◆ **Written exercise**: From the listing below, copy every line with the word "možnost".

◆ **Dataset rows**:

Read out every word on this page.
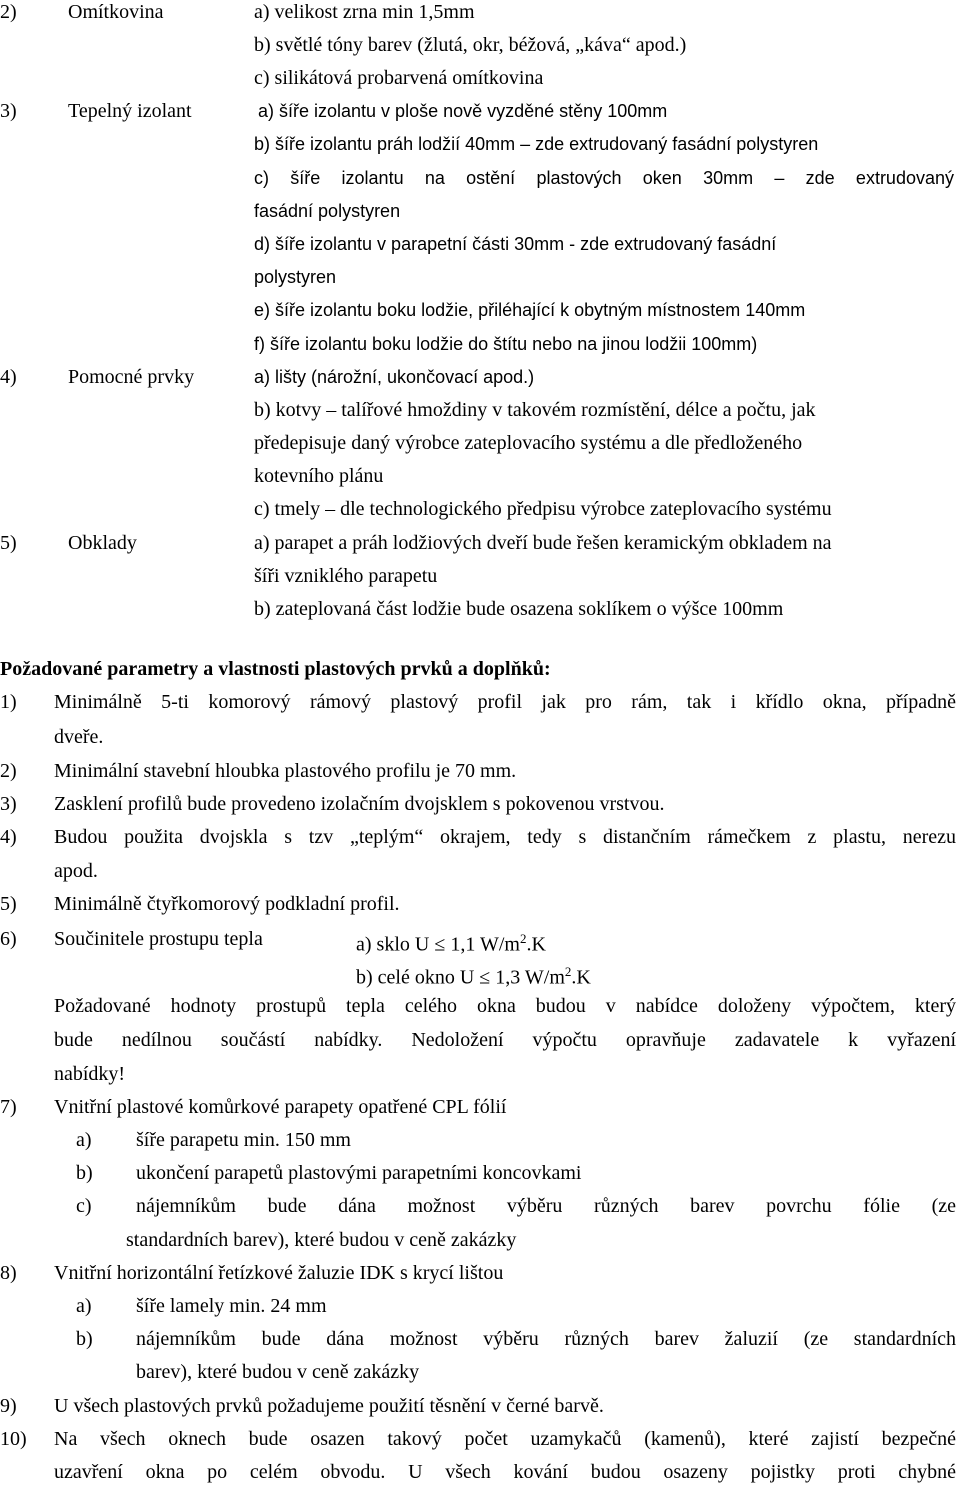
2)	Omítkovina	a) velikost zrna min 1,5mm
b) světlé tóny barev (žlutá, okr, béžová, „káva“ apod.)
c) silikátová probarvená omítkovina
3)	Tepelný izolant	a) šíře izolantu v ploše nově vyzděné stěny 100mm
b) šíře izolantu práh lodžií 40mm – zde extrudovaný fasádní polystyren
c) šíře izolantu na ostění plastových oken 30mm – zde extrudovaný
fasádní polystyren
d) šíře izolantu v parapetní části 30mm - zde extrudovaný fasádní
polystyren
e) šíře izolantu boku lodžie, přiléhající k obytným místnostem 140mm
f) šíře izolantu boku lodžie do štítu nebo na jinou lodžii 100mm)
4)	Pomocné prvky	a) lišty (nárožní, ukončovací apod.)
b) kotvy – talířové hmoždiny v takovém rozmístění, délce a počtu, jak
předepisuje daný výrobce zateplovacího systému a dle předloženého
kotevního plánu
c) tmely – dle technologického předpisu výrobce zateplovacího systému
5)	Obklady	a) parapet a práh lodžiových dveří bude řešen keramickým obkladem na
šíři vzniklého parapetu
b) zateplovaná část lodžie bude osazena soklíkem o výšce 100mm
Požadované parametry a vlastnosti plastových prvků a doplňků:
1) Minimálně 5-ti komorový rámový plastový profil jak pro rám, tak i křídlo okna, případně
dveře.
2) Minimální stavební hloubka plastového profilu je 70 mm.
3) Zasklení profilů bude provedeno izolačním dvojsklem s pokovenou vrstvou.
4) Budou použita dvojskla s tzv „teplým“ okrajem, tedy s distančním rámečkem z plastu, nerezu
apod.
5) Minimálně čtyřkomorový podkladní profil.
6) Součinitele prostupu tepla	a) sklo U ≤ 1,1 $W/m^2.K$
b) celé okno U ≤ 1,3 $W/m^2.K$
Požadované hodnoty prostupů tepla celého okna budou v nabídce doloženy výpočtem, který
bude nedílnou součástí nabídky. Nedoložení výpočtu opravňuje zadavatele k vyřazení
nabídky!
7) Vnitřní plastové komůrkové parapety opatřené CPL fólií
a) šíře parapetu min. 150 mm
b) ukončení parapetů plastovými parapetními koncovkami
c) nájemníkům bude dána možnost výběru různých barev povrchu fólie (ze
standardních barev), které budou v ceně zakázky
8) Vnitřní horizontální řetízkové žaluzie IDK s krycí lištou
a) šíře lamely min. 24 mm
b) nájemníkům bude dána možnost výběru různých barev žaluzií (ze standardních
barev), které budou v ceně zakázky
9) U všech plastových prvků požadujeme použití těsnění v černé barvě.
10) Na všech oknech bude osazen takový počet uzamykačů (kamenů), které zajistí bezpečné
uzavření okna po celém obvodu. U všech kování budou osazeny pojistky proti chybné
* * *
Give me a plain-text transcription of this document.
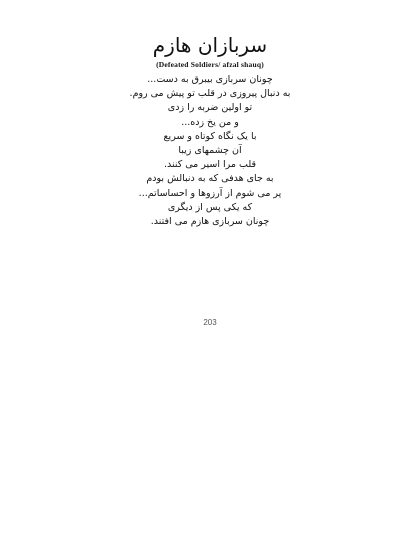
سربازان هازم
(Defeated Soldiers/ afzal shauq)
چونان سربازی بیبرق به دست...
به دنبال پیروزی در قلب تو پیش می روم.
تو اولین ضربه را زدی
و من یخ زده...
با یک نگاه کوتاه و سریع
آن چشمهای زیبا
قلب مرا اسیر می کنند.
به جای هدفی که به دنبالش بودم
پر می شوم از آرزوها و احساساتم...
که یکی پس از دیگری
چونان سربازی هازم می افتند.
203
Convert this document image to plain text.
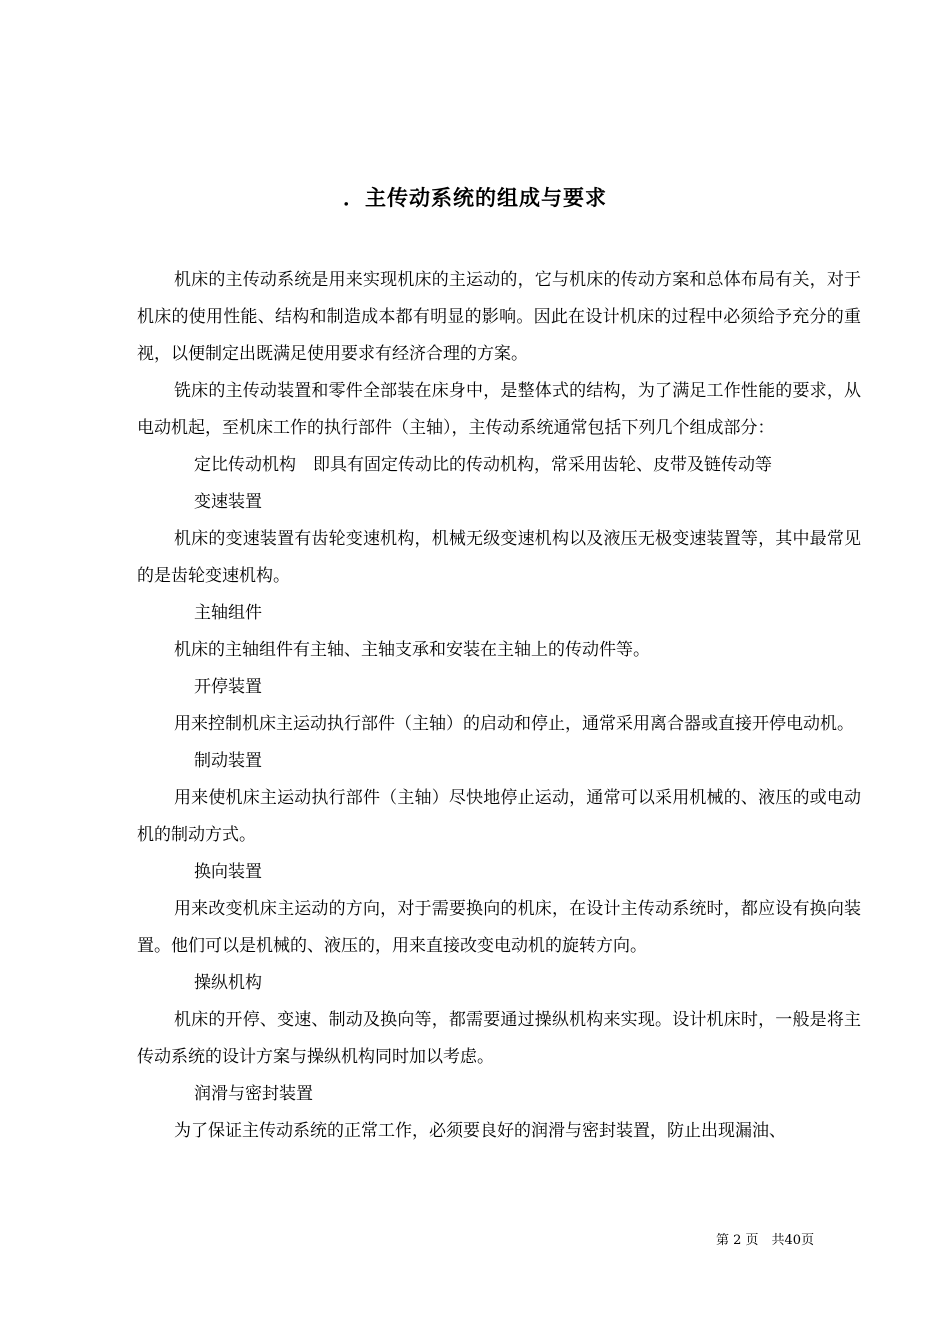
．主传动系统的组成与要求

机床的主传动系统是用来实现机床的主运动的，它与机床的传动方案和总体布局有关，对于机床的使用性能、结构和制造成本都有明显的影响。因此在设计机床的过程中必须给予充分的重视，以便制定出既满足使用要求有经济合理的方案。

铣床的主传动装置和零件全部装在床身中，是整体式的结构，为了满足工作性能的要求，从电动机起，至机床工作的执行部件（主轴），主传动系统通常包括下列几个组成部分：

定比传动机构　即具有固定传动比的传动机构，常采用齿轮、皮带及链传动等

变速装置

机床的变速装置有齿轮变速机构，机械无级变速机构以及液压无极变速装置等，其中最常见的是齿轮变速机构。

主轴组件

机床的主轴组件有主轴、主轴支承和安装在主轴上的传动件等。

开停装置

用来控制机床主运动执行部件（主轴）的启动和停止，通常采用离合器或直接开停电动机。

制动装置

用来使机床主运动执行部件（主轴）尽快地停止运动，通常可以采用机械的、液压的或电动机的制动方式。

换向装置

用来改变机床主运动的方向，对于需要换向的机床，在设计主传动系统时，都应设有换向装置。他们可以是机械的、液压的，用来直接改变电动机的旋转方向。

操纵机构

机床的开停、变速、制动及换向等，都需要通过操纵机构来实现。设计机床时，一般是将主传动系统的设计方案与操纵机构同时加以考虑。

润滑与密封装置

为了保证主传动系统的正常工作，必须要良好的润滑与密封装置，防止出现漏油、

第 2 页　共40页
--
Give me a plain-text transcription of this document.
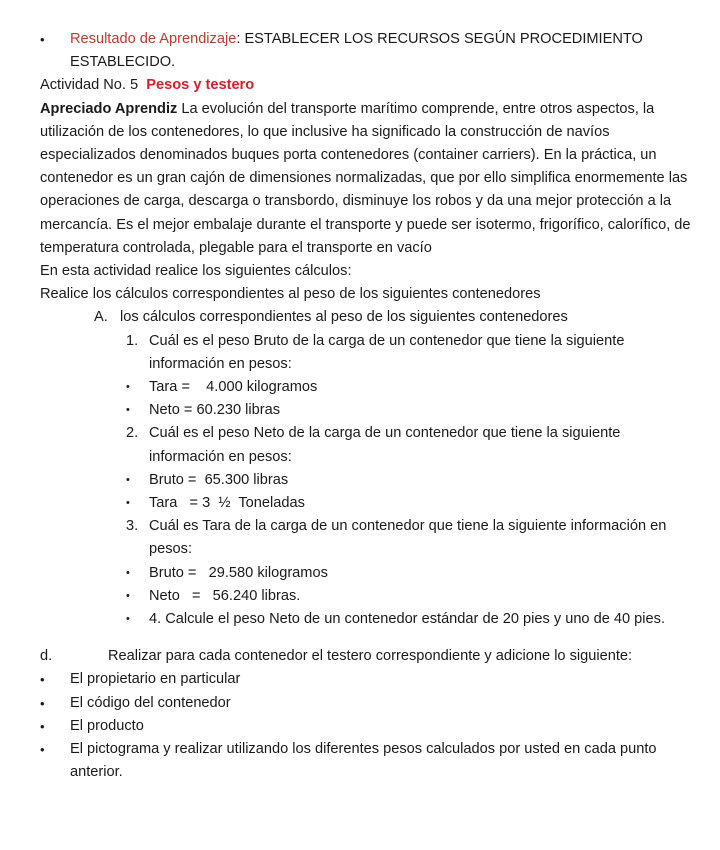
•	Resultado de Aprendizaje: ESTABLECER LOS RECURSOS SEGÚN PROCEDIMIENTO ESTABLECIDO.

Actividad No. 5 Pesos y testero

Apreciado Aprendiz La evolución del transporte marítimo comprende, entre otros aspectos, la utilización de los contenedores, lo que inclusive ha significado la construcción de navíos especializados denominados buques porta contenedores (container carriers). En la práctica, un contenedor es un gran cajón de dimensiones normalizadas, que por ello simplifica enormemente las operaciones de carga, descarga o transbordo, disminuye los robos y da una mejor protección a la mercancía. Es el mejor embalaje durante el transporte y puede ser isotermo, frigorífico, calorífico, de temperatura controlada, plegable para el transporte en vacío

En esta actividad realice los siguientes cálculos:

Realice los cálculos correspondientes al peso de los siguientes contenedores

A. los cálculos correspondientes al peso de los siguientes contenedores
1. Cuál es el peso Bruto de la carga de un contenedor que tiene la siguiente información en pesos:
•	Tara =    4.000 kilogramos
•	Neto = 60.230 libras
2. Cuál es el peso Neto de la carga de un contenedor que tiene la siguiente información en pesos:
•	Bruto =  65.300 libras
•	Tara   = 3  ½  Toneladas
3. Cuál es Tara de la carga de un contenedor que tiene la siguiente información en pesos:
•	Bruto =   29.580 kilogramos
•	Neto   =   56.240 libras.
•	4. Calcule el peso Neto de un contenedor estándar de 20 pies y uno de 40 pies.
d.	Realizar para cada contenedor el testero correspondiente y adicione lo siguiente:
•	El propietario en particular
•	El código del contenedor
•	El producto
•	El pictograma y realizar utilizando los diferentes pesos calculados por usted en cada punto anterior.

◆ **Correct result**:
c) nájemníkům bude dána možnost výběru různých barev povrchu fólie (ze
b) nájemníkům bude dána možnost výběru různých barev žaluzií (ze standardních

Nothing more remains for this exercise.